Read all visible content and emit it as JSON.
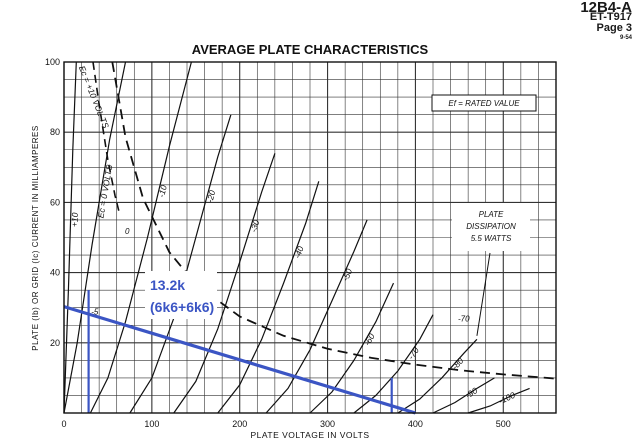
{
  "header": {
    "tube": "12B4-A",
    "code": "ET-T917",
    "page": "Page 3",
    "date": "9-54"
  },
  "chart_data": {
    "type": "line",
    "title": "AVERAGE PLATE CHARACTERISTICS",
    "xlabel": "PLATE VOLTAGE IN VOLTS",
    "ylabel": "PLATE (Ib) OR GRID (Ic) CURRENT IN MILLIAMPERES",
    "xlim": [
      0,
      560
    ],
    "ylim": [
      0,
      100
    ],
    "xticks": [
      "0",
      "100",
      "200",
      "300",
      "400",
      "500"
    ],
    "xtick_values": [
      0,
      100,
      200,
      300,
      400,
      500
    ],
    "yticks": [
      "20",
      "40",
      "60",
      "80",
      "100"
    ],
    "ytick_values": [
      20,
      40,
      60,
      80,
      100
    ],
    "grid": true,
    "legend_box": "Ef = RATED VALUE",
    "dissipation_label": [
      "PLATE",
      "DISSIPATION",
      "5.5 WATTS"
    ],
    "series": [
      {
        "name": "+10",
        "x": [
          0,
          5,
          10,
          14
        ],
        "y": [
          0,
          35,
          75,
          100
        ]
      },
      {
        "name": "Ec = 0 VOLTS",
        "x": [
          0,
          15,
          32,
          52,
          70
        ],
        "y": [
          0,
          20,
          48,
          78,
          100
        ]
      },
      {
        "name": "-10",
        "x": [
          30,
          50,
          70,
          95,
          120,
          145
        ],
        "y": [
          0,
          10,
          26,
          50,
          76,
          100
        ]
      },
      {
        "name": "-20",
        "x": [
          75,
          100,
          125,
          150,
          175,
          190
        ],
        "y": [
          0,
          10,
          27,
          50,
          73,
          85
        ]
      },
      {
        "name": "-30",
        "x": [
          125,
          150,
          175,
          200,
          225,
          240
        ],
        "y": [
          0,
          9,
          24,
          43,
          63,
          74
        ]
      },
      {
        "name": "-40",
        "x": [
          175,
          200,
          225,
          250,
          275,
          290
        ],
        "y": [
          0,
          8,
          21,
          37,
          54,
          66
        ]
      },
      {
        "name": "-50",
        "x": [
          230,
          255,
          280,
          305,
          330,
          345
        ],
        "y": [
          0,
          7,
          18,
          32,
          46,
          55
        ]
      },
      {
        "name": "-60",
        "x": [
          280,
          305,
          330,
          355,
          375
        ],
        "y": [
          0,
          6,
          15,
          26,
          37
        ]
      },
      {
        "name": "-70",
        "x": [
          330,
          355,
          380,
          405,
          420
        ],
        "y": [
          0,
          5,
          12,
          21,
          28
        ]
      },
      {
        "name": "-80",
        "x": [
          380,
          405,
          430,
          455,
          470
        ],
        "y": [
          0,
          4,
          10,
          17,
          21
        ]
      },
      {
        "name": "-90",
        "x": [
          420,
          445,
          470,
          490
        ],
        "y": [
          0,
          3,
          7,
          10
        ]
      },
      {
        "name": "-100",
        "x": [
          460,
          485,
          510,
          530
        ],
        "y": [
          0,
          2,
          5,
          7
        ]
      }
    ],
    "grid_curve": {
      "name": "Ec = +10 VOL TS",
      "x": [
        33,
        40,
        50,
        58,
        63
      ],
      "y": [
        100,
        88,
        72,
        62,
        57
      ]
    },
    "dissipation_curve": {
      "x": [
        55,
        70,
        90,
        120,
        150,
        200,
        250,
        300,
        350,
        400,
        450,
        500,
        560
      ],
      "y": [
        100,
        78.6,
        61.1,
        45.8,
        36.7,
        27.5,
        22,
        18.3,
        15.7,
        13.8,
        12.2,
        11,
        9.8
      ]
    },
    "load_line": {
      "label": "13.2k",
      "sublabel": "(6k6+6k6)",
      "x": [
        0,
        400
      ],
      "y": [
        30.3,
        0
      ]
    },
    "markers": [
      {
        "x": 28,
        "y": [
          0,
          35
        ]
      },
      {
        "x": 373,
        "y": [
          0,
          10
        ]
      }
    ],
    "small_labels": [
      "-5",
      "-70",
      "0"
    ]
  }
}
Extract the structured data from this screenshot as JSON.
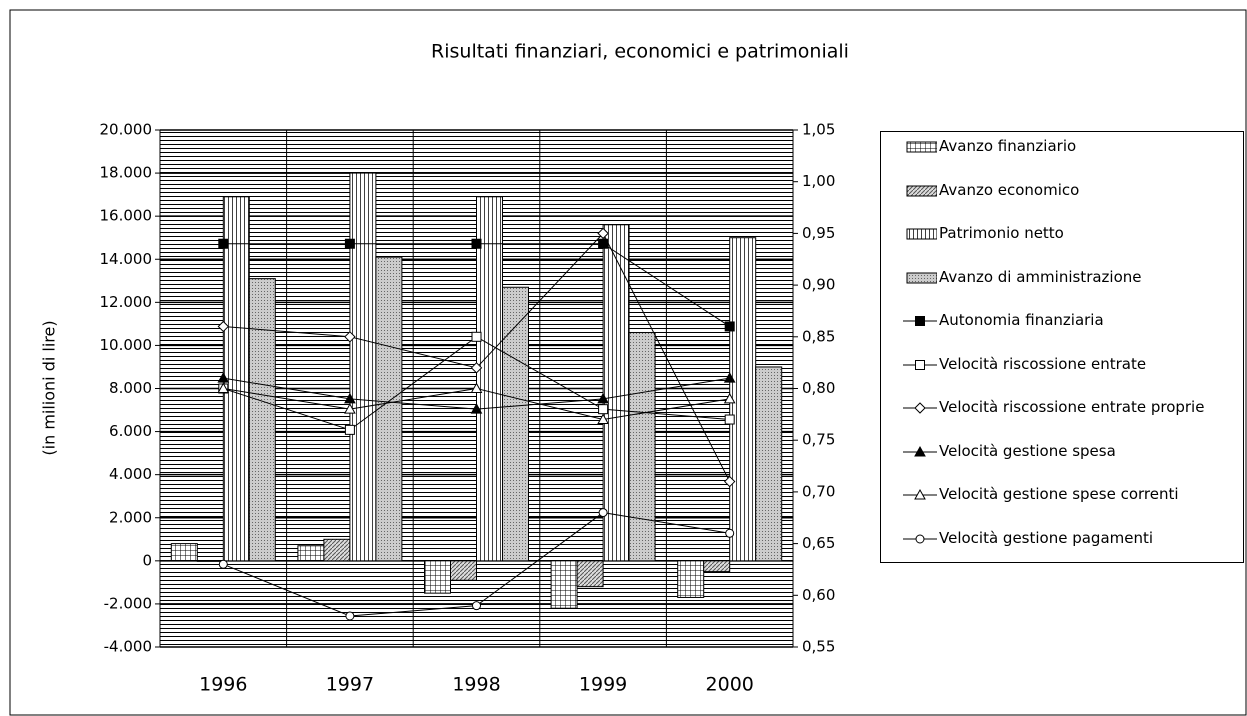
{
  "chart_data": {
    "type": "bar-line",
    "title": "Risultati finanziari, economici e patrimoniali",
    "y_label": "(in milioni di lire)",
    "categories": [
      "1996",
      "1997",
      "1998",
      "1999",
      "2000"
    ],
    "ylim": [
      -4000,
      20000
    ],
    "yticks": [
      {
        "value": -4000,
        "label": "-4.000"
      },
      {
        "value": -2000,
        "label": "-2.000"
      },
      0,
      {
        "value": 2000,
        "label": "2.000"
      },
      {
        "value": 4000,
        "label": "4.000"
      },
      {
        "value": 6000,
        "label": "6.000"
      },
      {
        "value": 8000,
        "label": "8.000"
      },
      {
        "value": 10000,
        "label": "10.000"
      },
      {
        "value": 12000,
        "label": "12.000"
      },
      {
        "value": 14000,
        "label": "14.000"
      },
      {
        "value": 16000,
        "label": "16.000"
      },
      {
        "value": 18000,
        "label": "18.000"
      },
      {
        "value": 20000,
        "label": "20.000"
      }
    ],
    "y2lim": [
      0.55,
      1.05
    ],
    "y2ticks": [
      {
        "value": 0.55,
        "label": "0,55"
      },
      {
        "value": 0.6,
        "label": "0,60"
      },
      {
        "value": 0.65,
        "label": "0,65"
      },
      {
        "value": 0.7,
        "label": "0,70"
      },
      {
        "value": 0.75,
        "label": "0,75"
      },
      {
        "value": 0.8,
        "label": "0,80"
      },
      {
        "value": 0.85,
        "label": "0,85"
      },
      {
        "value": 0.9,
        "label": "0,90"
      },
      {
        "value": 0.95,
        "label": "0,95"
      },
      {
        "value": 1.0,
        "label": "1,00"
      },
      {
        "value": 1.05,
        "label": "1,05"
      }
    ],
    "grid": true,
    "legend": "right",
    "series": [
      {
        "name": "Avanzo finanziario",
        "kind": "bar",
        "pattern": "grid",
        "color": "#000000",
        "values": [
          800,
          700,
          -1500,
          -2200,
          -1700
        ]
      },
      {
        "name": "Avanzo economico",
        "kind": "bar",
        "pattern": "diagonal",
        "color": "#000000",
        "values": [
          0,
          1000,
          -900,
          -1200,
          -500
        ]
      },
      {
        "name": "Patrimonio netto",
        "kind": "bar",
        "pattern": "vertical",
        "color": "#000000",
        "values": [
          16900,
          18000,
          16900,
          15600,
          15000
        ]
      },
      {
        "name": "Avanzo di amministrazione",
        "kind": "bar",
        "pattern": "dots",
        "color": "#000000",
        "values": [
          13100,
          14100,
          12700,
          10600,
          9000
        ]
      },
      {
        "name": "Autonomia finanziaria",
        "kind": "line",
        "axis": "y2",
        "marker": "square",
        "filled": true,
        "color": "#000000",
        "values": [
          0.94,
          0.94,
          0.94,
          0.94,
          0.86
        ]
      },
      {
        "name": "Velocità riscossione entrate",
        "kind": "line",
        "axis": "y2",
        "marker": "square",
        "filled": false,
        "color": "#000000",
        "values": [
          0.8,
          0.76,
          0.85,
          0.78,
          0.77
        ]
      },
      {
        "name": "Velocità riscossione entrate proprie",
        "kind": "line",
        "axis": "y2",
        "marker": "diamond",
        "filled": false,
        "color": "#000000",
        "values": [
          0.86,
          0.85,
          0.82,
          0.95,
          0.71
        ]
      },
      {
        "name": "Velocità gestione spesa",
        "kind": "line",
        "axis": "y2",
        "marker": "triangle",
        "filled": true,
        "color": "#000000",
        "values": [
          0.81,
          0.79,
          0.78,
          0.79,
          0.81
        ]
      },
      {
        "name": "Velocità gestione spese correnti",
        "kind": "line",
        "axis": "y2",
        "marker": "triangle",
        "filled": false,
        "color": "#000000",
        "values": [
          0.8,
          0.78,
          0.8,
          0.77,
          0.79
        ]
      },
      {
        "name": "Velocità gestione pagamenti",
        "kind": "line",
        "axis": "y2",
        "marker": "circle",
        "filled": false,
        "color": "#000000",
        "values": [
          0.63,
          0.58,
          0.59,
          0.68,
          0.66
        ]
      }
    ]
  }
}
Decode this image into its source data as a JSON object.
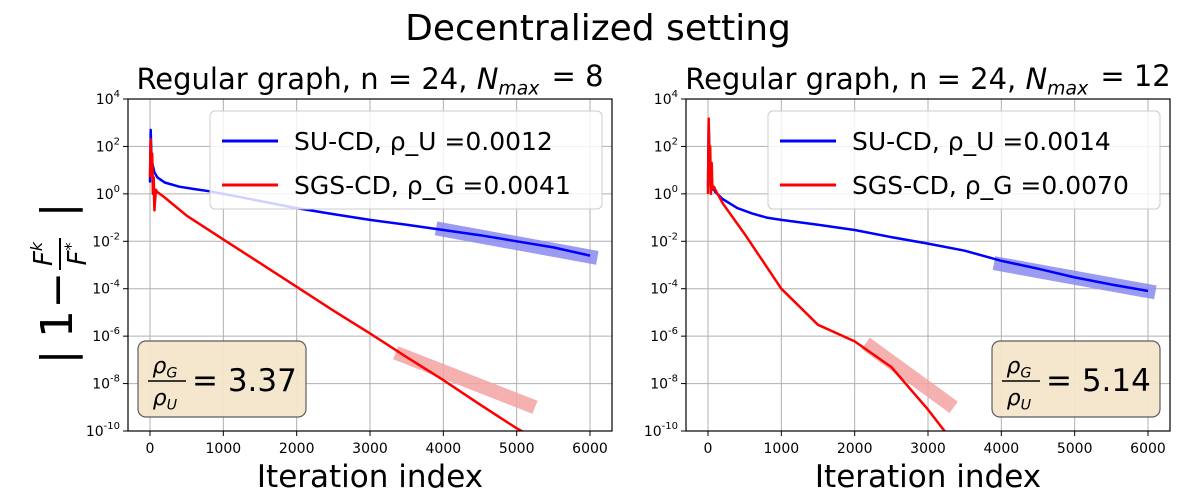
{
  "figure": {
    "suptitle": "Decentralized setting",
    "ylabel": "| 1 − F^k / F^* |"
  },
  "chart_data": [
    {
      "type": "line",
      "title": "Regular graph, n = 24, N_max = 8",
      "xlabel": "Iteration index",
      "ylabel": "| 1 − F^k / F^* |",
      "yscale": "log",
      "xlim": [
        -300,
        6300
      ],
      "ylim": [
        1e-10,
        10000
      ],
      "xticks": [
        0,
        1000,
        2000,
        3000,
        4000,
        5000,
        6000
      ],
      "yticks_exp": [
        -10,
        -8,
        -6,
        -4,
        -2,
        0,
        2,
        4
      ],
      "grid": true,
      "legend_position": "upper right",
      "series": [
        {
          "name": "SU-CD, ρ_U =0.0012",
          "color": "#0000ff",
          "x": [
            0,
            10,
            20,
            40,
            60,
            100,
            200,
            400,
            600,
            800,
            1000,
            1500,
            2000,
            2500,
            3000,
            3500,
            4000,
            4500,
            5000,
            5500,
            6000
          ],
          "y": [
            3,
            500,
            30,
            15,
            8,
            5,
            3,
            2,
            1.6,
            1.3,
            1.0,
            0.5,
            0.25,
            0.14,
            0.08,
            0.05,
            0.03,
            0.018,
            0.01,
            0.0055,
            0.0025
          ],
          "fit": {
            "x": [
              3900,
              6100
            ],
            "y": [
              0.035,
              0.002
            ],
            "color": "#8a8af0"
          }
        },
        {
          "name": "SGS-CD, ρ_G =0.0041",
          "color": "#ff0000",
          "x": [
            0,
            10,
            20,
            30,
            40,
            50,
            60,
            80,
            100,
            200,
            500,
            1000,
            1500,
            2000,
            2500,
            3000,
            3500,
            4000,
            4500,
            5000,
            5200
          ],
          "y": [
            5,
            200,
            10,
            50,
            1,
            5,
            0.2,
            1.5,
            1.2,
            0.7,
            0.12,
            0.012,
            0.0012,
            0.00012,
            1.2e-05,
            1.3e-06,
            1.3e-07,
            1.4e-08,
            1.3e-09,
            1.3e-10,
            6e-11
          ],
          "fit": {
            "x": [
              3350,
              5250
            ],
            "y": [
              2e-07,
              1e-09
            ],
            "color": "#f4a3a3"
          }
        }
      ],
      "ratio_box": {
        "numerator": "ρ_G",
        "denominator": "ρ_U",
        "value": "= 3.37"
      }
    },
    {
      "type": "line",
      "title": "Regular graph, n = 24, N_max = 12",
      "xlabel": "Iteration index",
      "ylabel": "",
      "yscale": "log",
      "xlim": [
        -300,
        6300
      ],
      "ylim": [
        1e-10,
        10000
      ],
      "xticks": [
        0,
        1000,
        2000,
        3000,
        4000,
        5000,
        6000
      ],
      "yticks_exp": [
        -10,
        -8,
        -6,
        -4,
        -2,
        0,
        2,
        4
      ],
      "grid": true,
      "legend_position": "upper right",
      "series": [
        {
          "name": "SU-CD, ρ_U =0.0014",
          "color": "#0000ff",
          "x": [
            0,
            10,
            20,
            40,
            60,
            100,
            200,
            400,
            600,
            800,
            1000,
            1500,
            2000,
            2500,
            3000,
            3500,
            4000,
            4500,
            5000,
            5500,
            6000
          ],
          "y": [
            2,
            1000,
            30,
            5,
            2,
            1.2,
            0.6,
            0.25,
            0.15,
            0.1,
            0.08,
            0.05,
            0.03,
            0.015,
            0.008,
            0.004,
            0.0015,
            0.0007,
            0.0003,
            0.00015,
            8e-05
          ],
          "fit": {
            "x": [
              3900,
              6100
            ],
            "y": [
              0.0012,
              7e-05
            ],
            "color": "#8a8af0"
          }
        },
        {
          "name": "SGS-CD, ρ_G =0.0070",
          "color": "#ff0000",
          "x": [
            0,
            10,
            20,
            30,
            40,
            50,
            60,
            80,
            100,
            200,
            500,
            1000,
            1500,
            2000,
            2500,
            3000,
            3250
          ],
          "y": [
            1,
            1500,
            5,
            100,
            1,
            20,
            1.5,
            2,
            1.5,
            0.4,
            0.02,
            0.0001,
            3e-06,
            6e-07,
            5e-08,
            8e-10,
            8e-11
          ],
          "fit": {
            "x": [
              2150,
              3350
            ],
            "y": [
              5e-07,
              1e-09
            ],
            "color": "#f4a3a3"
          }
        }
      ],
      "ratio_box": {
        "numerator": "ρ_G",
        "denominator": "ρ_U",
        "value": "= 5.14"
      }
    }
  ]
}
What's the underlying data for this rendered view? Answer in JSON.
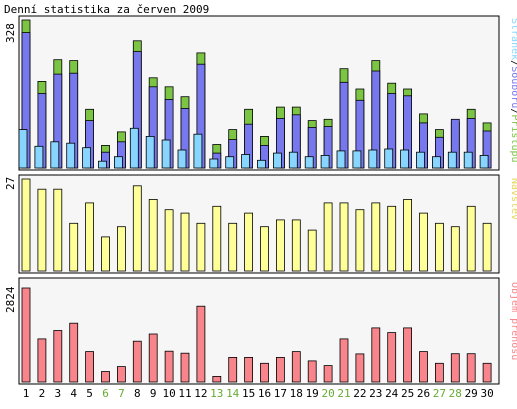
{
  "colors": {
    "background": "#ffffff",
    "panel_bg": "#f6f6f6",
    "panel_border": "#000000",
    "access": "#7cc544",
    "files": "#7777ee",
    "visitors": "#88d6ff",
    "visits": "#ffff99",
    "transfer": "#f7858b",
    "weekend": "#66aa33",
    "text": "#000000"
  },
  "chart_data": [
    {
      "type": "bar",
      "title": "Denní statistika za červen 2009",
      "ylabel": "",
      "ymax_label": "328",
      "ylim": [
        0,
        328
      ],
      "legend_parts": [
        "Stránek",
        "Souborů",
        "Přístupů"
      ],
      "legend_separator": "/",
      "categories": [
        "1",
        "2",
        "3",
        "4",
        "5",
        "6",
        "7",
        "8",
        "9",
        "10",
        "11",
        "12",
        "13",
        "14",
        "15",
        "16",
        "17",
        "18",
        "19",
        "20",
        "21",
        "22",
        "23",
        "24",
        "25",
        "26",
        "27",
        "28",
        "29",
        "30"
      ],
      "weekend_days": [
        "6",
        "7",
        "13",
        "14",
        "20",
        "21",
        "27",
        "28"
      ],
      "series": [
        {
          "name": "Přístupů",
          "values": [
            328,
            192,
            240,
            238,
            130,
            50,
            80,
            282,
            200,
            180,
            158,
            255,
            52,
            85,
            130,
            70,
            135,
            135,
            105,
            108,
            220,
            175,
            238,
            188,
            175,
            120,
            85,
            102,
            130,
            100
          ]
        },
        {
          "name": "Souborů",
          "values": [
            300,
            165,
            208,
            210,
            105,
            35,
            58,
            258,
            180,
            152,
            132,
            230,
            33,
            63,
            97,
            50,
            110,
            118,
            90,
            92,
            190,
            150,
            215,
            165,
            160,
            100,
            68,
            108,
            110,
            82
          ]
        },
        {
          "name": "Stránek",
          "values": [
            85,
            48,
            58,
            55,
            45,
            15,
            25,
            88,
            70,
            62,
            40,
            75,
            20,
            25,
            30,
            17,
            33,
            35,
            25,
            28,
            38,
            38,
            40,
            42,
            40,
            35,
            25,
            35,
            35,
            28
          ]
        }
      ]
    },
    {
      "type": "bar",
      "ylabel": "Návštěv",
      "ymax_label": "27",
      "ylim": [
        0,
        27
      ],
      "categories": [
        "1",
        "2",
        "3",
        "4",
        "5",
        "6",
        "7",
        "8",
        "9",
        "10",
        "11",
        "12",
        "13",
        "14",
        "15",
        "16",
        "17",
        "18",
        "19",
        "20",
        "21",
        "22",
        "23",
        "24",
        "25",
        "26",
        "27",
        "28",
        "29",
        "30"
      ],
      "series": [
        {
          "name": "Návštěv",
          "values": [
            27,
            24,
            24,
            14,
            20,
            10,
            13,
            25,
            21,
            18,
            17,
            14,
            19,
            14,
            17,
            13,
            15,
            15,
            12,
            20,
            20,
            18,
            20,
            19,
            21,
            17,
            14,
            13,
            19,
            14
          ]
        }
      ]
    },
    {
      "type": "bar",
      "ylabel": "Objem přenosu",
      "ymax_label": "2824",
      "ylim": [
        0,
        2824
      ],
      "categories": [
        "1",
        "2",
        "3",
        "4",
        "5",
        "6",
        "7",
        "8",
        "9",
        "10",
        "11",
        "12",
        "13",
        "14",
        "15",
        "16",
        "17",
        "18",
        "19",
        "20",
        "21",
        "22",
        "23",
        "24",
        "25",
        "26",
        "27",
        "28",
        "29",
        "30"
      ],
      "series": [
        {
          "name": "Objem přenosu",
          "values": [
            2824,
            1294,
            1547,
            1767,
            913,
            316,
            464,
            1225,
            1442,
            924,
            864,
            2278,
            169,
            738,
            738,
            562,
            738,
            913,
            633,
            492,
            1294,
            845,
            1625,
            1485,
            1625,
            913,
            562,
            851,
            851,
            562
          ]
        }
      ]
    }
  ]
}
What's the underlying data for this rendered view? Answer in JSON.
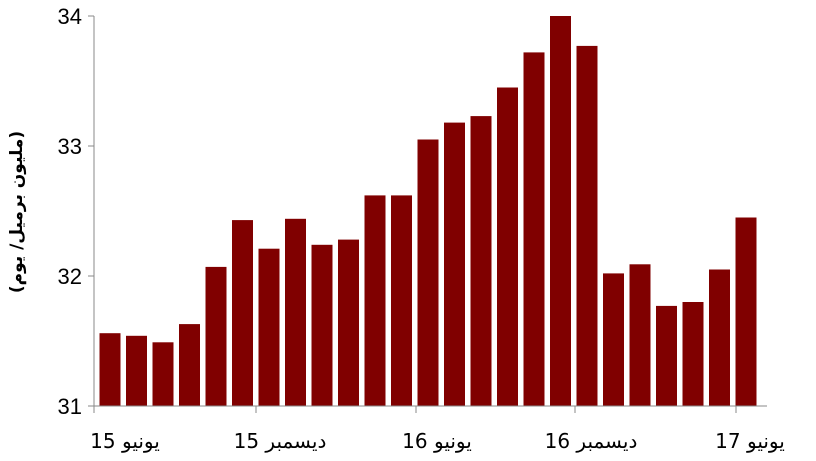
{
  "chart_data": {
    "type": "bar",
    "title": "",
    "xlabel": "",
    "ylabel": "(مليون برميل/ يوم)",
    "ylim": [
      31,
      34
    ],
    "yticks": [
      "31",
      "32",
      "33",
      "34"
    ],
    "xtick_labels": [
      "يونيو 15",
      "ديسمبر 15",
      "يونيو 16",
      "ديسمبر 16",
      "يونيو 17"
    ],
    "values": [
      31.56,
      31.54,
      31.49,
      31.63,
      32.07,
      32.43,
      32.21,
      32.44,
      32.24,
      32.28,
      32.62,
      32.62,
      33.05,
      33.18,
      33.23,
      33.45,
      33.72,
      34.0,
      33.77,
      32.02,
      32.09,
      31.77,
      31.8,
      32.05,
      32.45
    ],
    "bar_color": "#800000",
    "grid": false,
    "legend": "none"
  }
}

********

_TASK GOAL_. In the listing above, how many lines include the word "JSON"? Answer with the number and nothing more.

_RESPONSE_. 5